GIVEN PROBLEM:
Copy all lines in which the word "name" can be found.

MATERIAL TO PROCESS:
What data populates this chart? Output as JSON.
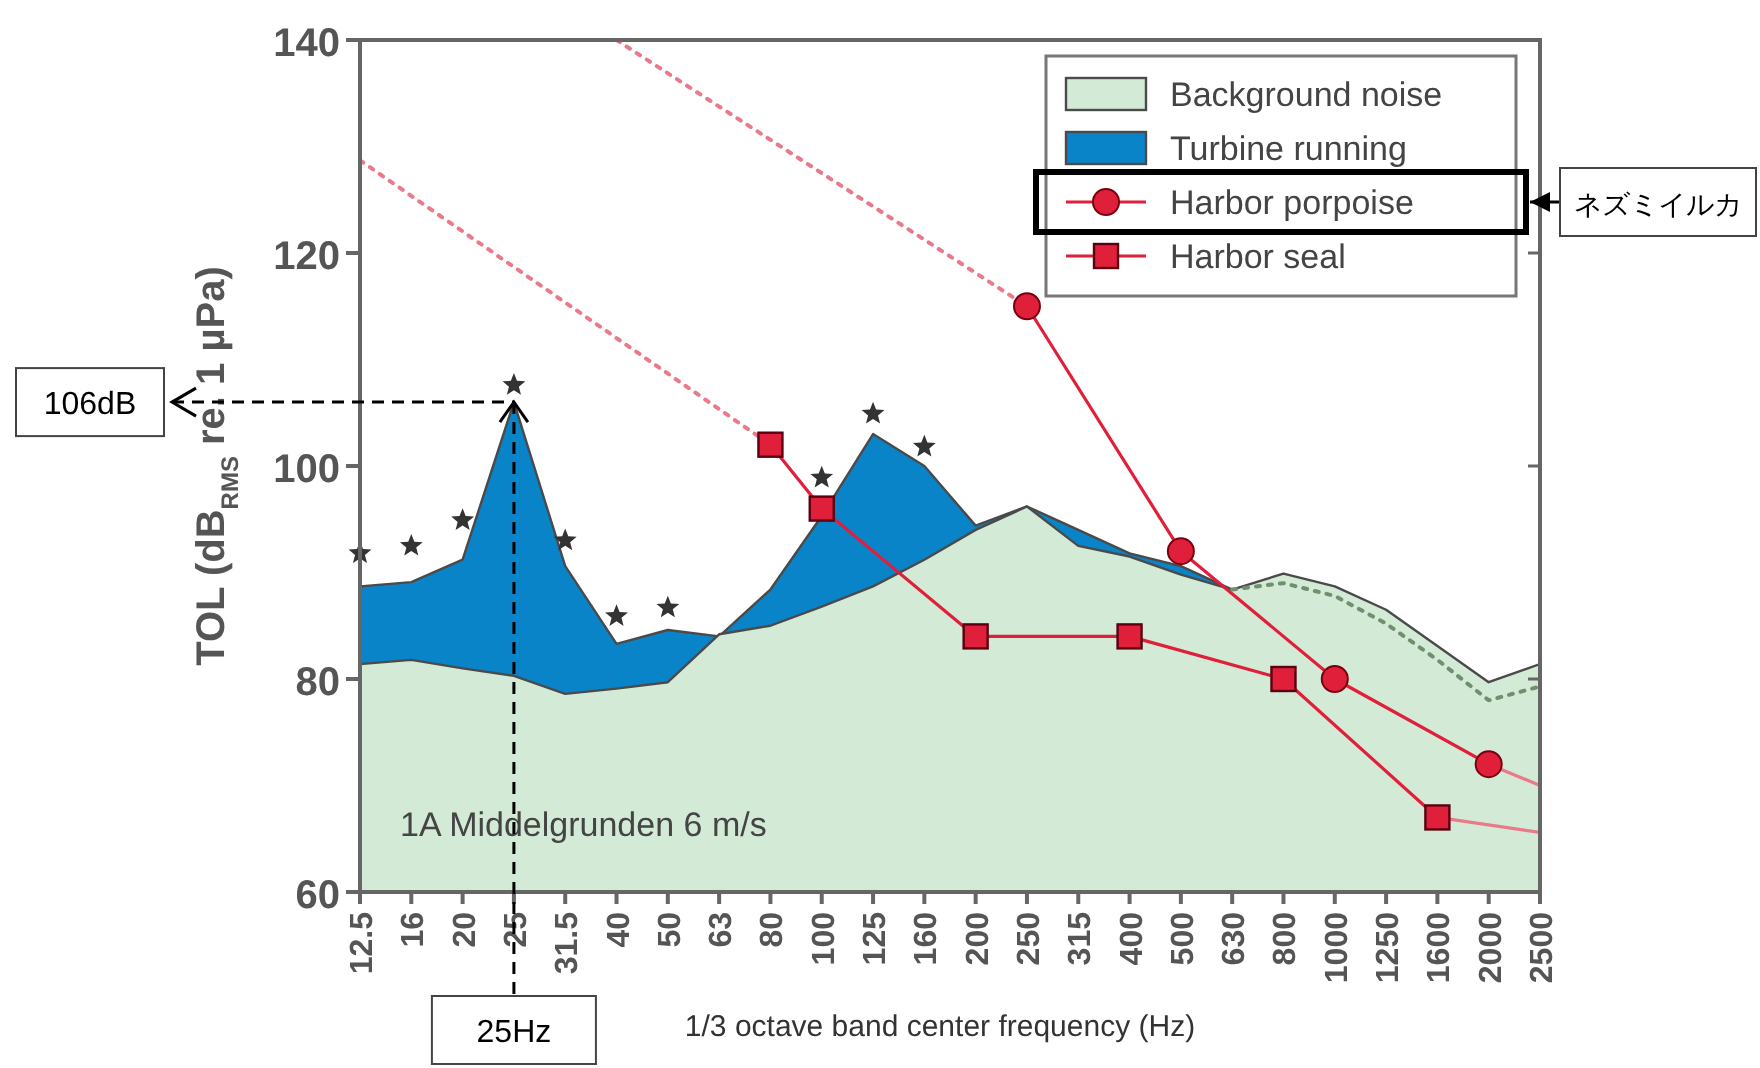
{
  "chart_data": {
    "type": "area",
    "xlabel": "1/3 octave band center frequency (Hz)",
    "ylabel": "TOL (dB$_{RMS}$ re. 1 µPa)",
    "categories": [
      "12.5",
      "16",
      "20",
      "25",
      "31.5",
      "40",
      "50",
      "63",
      "80",
      "100",
      "125",
      "160",
      "200",
      "250",
      "315",
      "400",
      "500",
      "630",
      "800",
      "1000",
      "1250",
      "1600",
      "2000",
      "2500"
    ],
    "ylim": [
      60,
      140
    ],
    "yticks": [
      60,
      80,
      100,
      120,
      140
    ],
    "legend": "top right",
    "grid": false,
    "series": [
      {
        "name": "Background noise",
        "color": "#d3ead6",
        "values": [
          81.4,
          81.8,
          81.0,
          80.3,
          78.6,
          79.1,
          79.7,
          84.2,
          85.0,
          86.8,
          88.7,
          91.2,
          94.0,
          96.2,
          92.5,
          91.5,
          89.8,
          88.4,
          89.9,
          88.7,
          86.5,
          83.1,
          79.7,
          81.4
        ]
      },
      {
        "name": "Turbine running",
        "color": "#0a84c8",
        "values": [
          88.7,
          89.1,
          91.2,
          106,
          90.6,
          83.3,
          84.6,
          84.0,
          88.4,
          95.3,
          103.0,
          100.0,
          94.4,
          96.2,
          94.0,
          91.8,
          90.6,
          88.4,
          null,
          null,
          null,
          null,
          null,
          null
        ]
      },
      {
        "name": "Harbor porpoise",
        "type": "line",
        "color": "#e0203a",
        "marker": "circle",
        "line_style": "solid",
        "values": [
          null,
          null,
          null,
          null,
          null,
          null,
          null,
          null,
          null,
          null,
          null,
          null,
          null,
          115,
          null,
          null,
          92,
          null,
          null,
          80,
          null,
          null,
          72,
          null
        ]
      },
      {
        "name": "Harbor seal",
        "type": "line",
        "color": "#e0203a",
        "marker": "square",
        "line_style": "solid",
        "values": [
          null,
          null,
          null,
          null,
          null,
          null,
          null,
          null,
          102,
          96,
          null,
          null,
          84,
          null,
          null,
          84,
          null,
          null,
          80,
          null,
          null,
          67,
          null,
          null
        ]
      },
      {
        "type": "line",
        "color": "#6f8f6f",
        "marker": "none",
        "line_style": "dotted",
        "values": [
          null,
          null,
          null,
          null,
          null,
          null,
          null,
          null,
          null,
          null,
          null,
          null,
          null,
          null,
          null,
          null,
          null,
          88.4,
          89.0,
          87.8,
          85.2,
          81.8,
          78.0,
          79.3
        ]
      },
      {
        "type": "line",
        "color": "#e87a8a",
        "marker": "none",
        "line_style": "dotted",
        "values": [
          null,
          null,
          null,
          null,
          null,
          140,
          null,
          null,
          null,
          null,
          null,
          null,
          null,
          115,
          null,
          null,
          null,
          null,
          null,
          null,
          null,
          null,
          null,
          null
        ]
      },
      {
        "type": "line",
        "color": "#e87a8a",
        "marker": "none",
        "line_style": "dotted",
        "values": [
          128.7,
          null,
          null,
          null,
          null,
          null,
          null,
          null,
          102,
          null,
          null,
          null,
          null,
          null,
          null,
          null,
          null,
          null,
          null,
          null,
          null,
          null,
          null,
          null
        ]
      },
      {
        "type": "line",
        "color": "#e87a8a",
        "marker": "none",
        "line_style": "solid",
        "values": [
          null,
          null,
          null,
          null,
          null,
          null,
          null,
          null,
          null,
          null,
          null,
          null,
          null,
          null,
          null,
          null,
          null,
          null,
          null,
          null,
          null,
          null,
          72,
          70
        ]
      },
      {
        "type": "line",
        "color": "#e87a8a",
        "marker": "none",
        "line_style": "solid",
        "values": [
          null,
          null,
          null,
          null,
          null,
          null,
          null,
          null,
          null,
          null,
          null,
          null,
          null,
          null,
          null,
          null,
          null,
          null,
          null,
          null,
          null,
          67,
          null,
          65.6
        ]
      },
      {
        "type": "scatter",
        "color": "#333333",
        "marker": "star",
        "values": [
          91.8,
          92.5,
          94.9,
          107.6,
          93.0,
          85.9,
          86.7,
          null,
          null,
          98.9,
          104.9,
          101.8,
          null,
          null,
          null,
          null,
          null,
          null,
          null,
          null,
          null,
          null,
          null,
          null
        ]
      }
    ],
    "annotations": [
      "1A Middelgrunden 6 m/s",
      {
        "text": "106dB",
        "x": "25",
        "y": 106
      },
      {
        "text": "25Hz",
        "x": "25",
        "y": 106
      },
      "ネズミイルカ"
    ]
  }
}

CORRECT RESPONSE:
        "name": "Background noise",
        "name": "Turbine running",
        "name": "Harbor porpoise",
        "name": "Harbor seal",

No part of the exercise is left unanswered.